• _AUSZUG_:
-=-=-=-=-
Das BSI stellte die Verfügbarkeit der Technologie im Januar 2020 fest, so dass bereits dann die gesetzliche Verpflichtung zum Rollout innerhalb von acht Jahren in Kraft treten sollte. Doch im März 2021 stoppte das nordrhein-westfälische Oberverwaltungsgericht per Eilverfügung die Pflicht zum Einbau von Smart Metern wieder, was wiederum vom BSI durch eine Übergangsregel gekontert wurde.

Minister Habeck und die Vertreter der Digitalindustrie waren sich auf der Veranstaltung einig, dass die stockende Einführung der Smart Meter nun durch einen neuen Gesetzentwurf möglichst schnell beschleunigt werden müsse. Auf der genannten Veranstaltung stellte ein Unternehmen dar, dass es seine Geräte in Zusammenarbeit mit mehreren Stadtwerken als „Voll-Rollout“ einbaue. Dabei würden Straßenweise die alten Stromzähler in ganzen Stadtteilen ausgebaut und durch die Smart-Metering-Systeme des Herstellers ersetzt. Der Vertreter eines anderen Unternehmens betonte, dass Smart Meter mit Funkmodul der aktuelle Stand der Technik seien und man in Zukunft auch die Wärme- und Wasserzähler an die Smart-Meter-Gateways anschließen könne.

Verbrauch lässt Rückschlüsse auf Nutzung zu

Gemäß dem aktuellen Gesetzentwurf ist es zunächst vorgesehen, mit den Smart Metern den Energieverbrauch bei den Endkunden in Intervallen von 15 Minuten zu messen und an die Messtellenbetreiber zu übermitteln. Grundsätzlich wäre die Technologie jedoch auch in der Lage, in Echtzeit den Energieverbrauch zu erfassen und zu übermitteln und damit Rückschlüsse auf das Nutzungsverhalten der Verbraucher zu ziehen. In einer Studie der Fachhochschule Münster aus dem Jahr 2011 wurde nachgewiesen, dass anhand der von Smart Metern übermittelten Daten die Aktivitäten von Kühlschrank, Herd und TV-Geräten aus den Daten rekonstruierbar waren. Anhand des Verbrauchsprofils seien sogar Rückschlüsse auf das geschaute Fernsehprogramm möglich gewesen.
-=-=-=-=-
• _VERFÜGBARE DATEN_:
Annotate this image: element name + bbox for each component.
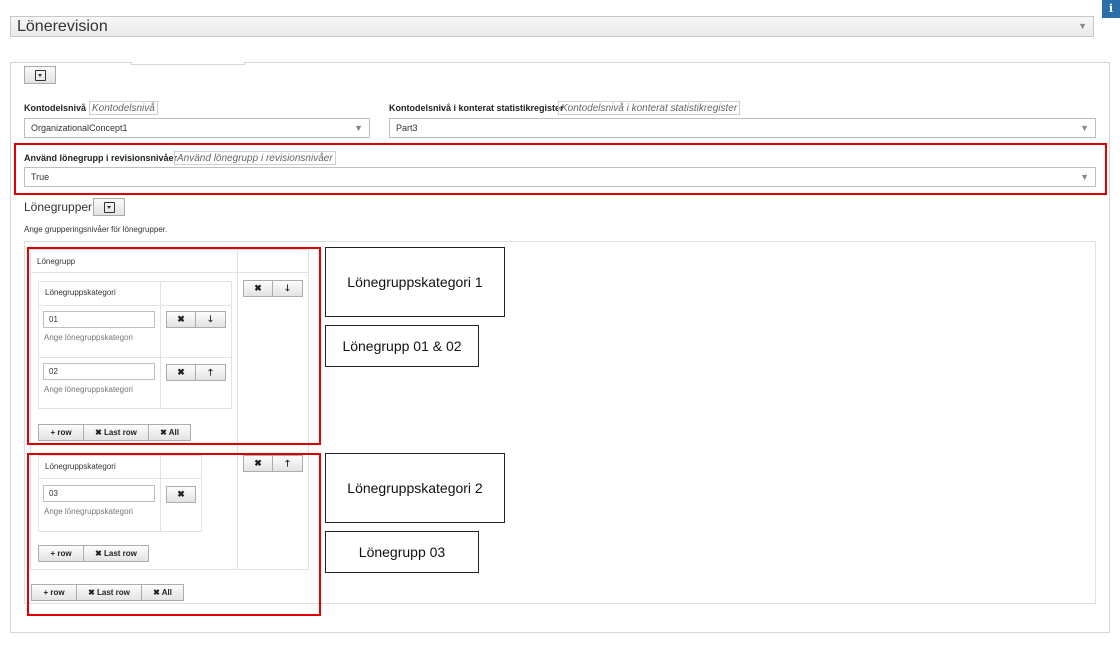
-=-=-=-=-
• _ZU BEARBEITENDE AUFGABEN_:
A. Fasse den Auszug zu Smart Metern in zwei Sätzen zusammen.
B. Schreib aus dem Auszug zu Smart Metern den Text zwischen „Gemäß dem aktuellen“ und „Fernsehprogramm möglich gewesen.“ einschließlich dieser beiden Stellen unverändert ab.
C. In welchem Zeitabstand sollen die Smart Meter laut dem aktuellen Gesetzentwurf im Auszug zu Smart Metern den Energieverbrauch zunächst messen?
Die Zeilen spielen für die Aufgaben keine Rolle.

• _LÖSUNGEN_:
A. Nachdem das nordrhein-westfälische Oberverwaltungsgericht im März 2021 die Einbaupflicht für Smart Meter per Eilverfügung gestoppt hatte, waren sich Minister Habeck und Vertreter der Digitalindustrie einig, dass ein neuer Gesetzentwurf die stockende Einführung möglichst schnell beschleunigen müsse. Der Entwurf sieht zunächst eine Messung im Abstand von 15 Minuten vor, doch die Technik könnte auch in Echtzeit messen, und laut einer Studie der Fachhochschule Münster von 2011 ließen sich aus den Daten die Aktivitäten von Kühlschrank, Herd und TV-Geräten rekonstruieren und sogar Rückschlüsse auf das geschaute Fernsehprogramm ziehen.

B.
Gemäß dem aktuellen Gesetzentwurf ist es zunächst vorgesehen, mit den Smart Metern den Energieverbrauch bei den Endkunden in Intervallen von 15 Minuten zu messen und an die Messtellenbetreiber zu übermitteln. Grundsätzlich wäre die Technologie jedoch auch in der Lage, in Echtzeit den Energieverbrauch zu erfassen und zu übermitteln und damit Rückschlüsse auf das Nutzungsverhalten der Verbraucher zu ziehen. In einer Studie der Fachhochschule Münster aus dem Jahr 2011 wurde nachgewiesen, dass anhand der von Smart Metern übermittelten Daten die Aktivitäten von Kühlschrank, Herd und TV-Geräten aus den Daten rekonstruierbar waren. Anhand des Verbrauchsprofils seien sogar Rückschlüsse auf das geschaute Fernsehprogramm möglich gewesen.

C. In Intervallen von 15 Minuten.